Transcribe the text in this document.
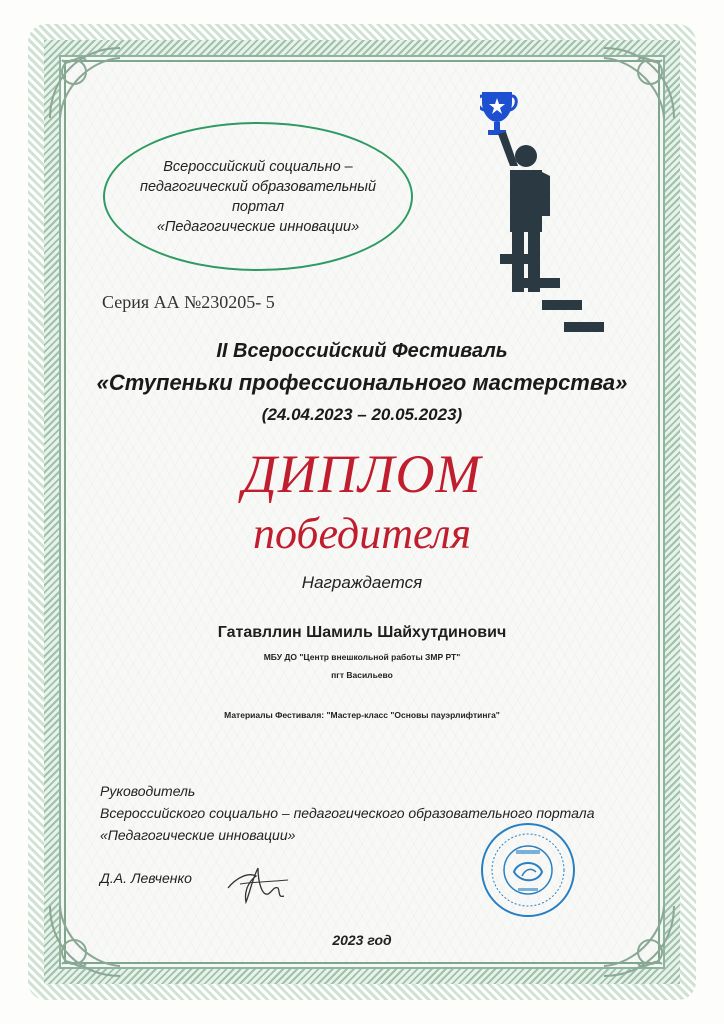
Всероссийский социально –
педагогический образовательный
портал
«Педагогические инновации»
Серия АА №230205- 5
II Всероссийский Фестиваль
«Ступеньки профессионального мастерства»
(24.04.2023 – 20.05.2023)
ДИПЛОМ
победителя
Награждается
Гатавллин Шамиль Шайхутдинович
МБУ ДО "Центр внешкольной работы ЗМР РТ"
пгт Васильево
Материалы Фестиваля: "Мастер-класс "Основы пауэрлифтинга"
Руководитель
Всероссийского социально – педагогического образовательного портала
«Педагогические инновации»
Д.А. Левченко
2023 год
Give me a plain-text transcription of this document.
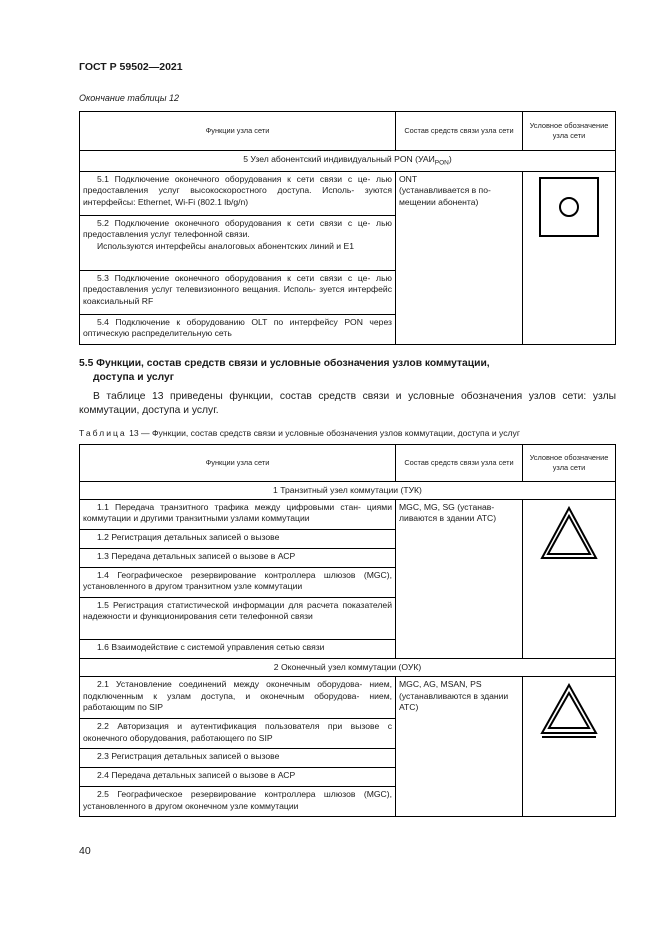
ГОСТ Р 59502—2021
Окончание таблицы 12
Функции узла сети	Состав средств связи узла сети	Условное обозначение узла сети
5 Узел абонентский индивидуальный PON $(УАИ_{PON})$		
5.1 Подключение оконечного оборудования к сети связи с це- лью предоставления услуг высокоскоростного доступа. Исполь- зуются интерфейсы: Ethernet, Wi-Fi (802.1 lb/g/n)	ONT
(устанавливается в по- мещении абонента)

5.2 Подключение оконечного оборудования к сети связи с це- лью предоставления услуг телефонной связи.

Используются интерфейсы аналоговых абонентских линий и E1		

5.3 Подключение оконечного оборудования к сети связи с це- лью предоставления услуг телевизионного вещания. Исполь- зуется интерфейс коаксиальный RF		
5.4 Подключение к оборудованию OLT по интерфейсу PON через оптическую распределительную сеть		
5.5 Функции, состав средств связи и условные обозначения узлов коммутации,
доступа и услуг
В таблице 13 приведены функции, состав средств связи и условные обозначения узлов сети: узлы коммутации, доступа и услуг.
Таблица 13 — Функции, состав средств связи и условные обозначения узлов коммутации, доступа и услуг
Функции узла сети	Состав средств связи узла сети	Условное обозначение узла сети
1 Транзитный узел коммутации (ТУК)		
1.1 Передача транзитного трафика между цифровыми стан- циями коммутации и другими транзитными узлами коммутации	MGC, MG, SG (устанав- ливаются в здании АТС)	
1.2 Регистрация детальных записей о вызове		
1.3 Передача детальных записей о вызове в АСР		
1.4 Географическое резервирование контроллера шлюзов (MGC), установленного в другом транзитном узле коммутации		
1.5 Регистрация статистической информации для расчета показателей надежности и функционирования сети телефонной связи		
1.6 Взаимодействие с системой управления сетью связи		
2 Оконечный узел коммутации (ОУК)		
2.1 Установление соединений между оконечным оборудова- нием, подключенным к узлам доступа, и оконечным оборудова- нием, работающим по SIP	MGC, AG, MSAN, PS (устанавливаются в здании АТС)	
2.2 Авторизация и аутентификация пользователя при вызове с оконечного оборудования, работающего по SIP		
2.3 Регистрация детальных записей о вызове		
2.4 Передача детальных записей о вызове в АСР		
2.5 Географическое резервирование контроллера шлюзов (MGC), установленного в другом оконечном узле коммутации		
40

What this task involves: Your task is to return the entries above exactly, with no pictures.

Result:
Transcribe the text in this document.
Всероссийский социально –
педагогический образовательный
портал
«Педагогические инновации»
Серия АА №230205- 5
II Всероссийский Фестиваль
«Ступеньки профессионального мастерства»
(24.04.2023 – 20.05.2023)
ДИПЛОМ
победителя
Награждается
Гатавллин Шамиль Шайхутдинович
МБУ ДО "Центр внешкольной работы ЗМР РТ"
пгт Васильево
Материалы Фестиваля: "Мастер-класс "Основы пауэрлифтинга"
Руководитель
Всероссийского социально – педагогического образовательного портала
«Педагогические инновации»
Д.А. Левченко
2023 год
Give me a plain-text transcription of this document.
ГОСТ Р 59502—2021
Окончание таблицы 12
Функции узла сети	Состав средств связи узла сети	Условное обозначение узла сети
5 Узел абонентский индивидуальный PON $(УАИ_{PON})$		
5.1 Подключение оконечного оборудования к сети связи с це- лью предоставления услуг высокоскоростного доступа. Исполь- зуются интерфейсы: Ethernet, Wi-Fi (802.1 lb/g/n)	ONT
(устанавливается в по- мещении абонента)

5.2 Подключение оконечного оборудования к сети связи с це- лью предоставления услуг телефонной связи.

Используются интерфейсы аналоговых абонентских линий и E1		

5.3 Подключение оконечного оборудования к сети связи с це- лью предоставления услуг телевизионного вещания. Исполь- зуется интерфейс коаксиальный RF		
5.4 Подключение к оборудованию OLT по интерфейсу PON через оптическую распределительную сеть		
5.5 Функции, состав средств связи и условные обозначения узлов коммутации,
доступа и услуг
В таблице 13 приведены функции, состав средств связи и условные обозначения узлов сети: узлы коммутации, доступа и услуг.
Таблица 13 — Функции, состав средств связи и условные обозначения узлов коммутации, доступа и услуг
Функции узла сети	Состав средств связи узла сети	Условное обозначение узла сети
1 Транзитный узел коммутации (ТУК)		
1.1 Передача транзитного трафика между цифровыми стан- циями коммутации и другими транзитными узлами коммутации	MGC, MG, SG (устанав- ливаются в здании АТС)	
1.2 Регистрация детальных записей о вызове		
1.3 Передача детальных записей о вызове в АСР		
1.4 Географическое резервирование контроллера шлюзов (MGC), установленного в другом транзитном узле коммутации		
1.5 Регистрация статистической информации для расчета показателей надежности и функционирования сети телефонной связи		
1.6 Взаимодействие с системой управления сетью связи		
2 Оконечный узел коммутации (ОУК)		
2.1 Установление соединений между оконечным оборудова- нием, подключенным к узлам доступа, и оконечным оборудова- нием, работающим по SIP	MGC, AG, MSAN, PS (устанавливаются в здании АТС)	
2.2 Авторизация и аутентификация пользователя при вызове с оконечного оборудования, работающего по SIP		
2.3 Регистрация детальных записей о вызове		
2.4 Передача детальных записей о вызове в АСР		
2.5 Географическое резервирование контроллера шлюзов (MGC), установленного в другом оконечном узле коммутации		
40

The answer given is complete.